**EXERCISE DETAILS:** How many lines in this data contain the string "JSON"? Reply with the number only.

**RECORDS SHOWN:**
[Start]
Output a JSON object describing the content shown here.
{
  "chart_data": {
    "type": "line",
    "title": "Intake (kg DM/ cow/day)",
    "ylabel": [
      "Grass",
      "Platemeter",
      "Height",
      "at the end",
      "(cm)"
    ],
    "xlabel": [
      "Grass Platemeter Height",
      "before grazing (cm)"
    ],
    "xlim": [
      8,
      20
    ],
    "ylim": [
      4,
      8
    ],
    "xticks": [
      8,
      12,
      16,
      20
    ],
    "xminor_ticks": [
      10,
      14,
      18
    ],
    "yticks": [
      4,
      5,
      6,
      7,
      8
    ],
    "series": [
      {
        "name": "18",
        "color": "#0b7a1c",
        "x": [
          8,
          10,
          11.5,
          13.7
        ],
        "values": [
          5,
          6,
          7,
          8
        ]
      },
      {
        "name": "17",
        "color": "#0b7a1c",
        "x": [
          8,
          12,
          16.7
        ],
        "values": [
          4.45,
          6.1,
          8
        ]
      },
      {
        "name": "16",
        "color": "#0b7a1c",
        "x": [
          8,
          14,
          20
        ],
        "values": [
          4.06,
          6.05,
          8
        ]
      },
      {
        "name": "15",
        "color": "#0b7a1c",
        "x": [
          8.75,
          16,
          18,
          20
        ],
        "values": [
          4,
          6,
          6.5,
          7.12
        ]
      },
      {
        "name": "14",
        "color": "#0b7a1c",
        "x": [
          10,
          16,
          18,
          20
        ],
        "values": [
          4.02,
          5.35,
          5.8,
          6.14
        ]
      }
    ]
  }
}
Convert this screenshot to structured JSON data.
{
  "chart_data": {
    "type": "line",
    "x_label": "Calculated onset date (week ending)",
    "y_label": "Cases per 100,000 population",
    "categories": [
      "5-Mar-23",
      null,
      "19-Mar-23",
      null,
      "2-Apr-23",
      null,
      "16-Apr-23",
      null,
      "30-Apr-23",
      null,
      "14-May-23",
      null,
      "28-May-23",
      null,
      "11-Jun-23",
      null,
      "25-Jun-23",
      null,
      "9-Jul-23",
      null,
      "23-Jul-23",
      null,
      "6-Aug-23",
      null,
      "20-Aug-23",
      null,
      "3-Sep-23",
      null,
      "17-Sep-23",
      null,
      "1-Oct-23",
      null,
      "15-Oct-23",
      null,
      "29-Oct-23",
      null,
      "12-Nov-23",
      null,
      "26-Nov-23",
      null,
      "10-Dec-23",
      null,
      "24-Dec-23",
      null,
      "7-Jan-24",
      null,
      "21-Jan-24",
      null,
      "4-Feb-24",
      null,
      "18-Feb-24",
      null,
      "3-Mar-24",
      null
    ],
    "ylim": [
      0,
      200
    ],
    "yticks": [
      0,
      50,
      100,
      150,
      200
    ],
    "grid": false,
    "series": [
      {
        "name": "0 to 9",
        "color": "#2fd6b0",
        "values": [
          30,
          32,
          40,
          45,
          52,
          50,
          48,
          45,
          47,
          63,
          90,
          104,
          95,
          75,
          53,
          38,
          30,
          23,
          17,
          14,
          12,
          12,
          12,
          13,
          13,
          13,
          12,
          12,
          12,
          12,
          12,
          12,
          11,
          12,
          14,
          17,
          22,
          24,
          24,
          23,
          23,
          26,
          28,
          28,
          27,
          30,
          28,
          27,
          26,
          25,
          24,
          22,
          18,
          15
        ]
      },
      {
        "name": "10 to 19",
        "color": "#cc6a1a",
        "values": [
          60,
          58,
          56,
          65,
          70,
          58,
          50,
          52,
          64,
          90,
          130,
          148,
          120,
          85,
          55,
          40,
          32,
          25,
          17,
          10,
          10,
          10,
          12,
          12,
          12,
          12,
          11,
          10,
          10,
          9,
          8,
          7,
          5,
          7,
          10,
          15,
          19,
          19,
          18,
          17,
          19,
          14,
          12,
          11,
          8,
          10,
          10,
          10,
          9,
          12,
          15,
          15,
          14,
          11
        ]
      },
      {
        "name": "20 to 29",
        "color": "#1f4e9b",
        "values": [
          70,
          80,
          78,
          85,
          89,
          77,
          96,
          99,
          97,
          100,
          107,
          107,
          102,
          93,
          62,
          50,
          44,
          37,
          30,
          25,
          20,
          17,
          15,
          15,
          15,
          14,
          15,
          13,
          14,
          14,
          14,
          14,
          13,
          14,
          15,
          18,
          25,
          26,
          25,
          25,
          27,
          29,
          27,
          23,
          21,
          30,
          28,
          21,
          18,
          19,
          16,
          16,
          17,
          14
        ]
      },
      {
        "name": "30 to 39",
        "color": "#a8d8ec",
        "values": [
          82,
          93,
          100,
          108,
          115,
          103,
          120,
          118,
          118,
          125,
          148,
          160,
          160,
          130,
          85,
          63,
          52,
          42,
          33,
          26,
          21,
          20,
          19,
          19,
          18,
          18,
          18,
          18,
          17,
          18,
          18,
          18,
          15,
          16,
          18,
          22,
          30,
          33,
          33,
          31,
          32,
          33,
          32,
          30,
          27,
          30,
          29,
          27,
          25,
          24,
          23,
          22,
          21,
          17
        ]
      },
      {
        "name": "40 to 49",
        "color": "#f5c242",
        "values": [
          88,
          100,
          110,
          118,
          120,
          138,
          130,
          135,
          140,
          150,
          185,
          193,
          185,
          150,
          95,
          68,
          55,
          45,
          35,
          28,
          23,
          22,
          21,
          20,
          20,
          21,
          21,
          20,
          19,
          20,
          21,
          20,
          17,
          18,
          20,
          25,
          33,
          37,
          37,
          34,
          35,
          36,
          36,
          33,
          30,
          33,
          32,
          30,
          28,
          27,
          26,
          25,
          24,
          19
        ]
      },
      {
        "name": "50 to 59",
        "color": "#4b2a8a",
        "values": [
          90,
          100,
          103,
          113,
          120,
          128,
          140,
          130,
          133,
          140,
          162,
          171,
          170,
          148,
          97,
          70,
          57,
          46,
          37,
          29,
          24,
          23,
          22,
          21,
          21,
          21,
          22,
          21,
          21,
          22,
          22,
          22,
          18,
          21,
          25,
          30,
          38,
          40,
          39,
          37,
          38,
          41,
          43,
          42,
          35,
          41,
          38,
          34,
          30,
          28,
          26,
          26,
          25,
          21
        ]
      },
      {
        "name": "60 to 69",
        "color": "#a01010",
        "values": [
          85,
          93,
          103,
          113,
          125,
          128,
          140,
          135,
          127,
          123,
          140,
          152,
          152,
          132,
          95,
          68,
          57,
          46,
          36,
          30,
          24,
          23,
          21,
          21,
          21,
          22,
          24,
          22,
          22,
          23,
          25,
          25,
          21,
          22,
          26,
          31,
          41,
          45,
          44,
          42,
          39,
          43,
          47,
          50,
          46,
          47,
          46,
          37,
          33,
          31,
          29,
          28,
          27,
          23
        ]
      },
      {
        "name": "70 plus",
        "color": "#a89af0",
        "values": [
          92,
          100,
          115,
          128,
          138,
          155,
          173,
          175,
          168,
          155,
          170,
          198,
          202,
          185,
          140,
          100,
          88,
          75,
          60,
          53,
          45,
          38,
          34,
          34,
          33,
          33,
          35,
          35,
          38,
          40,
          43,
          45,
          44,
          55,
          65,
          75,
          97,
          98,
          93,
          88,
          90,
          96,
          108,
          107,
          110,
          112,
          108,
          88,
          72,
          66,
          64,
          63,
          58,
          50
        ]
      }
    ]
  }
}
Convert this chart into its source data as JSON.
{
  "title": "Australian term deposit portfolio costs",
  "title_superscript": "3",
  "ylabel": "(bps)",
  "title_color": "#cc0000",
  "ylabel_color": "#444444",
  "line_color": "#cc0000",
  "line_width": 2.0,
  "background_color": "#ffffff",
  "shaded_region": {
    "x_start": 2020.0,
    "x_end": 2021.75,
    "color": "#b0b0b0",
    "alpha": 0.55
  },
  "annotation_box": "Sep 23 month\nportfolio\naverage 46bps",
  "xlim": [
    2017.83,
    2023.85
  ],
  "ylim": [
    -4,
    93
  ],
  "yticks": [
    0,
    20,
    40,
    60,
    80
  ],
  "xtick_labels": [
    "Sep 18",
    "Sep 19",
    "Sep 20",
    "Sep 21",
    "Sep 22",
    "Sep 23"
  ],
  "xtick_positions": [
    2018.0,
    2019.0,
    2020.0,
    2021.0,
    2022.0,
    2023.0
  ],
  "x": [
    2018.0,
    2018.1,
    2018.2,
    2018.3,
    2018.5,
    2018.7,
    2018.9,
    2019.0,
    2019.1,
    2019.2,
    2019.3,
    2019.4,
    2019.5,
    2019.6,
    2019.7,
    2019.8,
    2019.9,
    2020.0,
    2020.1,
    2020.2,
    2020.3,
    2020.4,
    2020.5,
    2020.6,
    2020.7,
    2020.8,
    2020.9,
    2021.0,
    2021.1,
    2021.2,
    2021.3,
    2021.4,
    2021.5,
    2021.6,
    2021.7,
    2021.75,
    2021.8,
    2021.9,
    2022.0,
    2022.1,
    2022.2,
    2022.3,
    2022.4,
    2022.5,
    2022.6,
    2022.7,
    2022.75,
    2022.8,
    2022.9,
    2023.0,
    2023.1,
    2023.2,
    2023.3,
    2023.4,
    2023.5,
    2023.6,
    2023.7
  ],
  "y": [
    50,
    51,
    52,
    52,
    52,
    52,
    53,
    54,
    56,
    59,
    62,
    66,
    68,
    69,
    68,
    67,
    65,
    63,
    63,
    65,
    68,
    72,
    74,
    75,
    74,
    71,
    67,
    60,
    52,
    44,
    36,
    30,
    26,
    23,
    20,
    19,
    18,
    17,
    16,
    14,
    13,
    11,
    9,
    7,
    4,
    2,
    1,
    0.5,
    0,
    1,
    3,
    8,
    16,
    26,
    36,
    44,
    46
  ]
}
[End]
**SOLUTION BELOW:** 3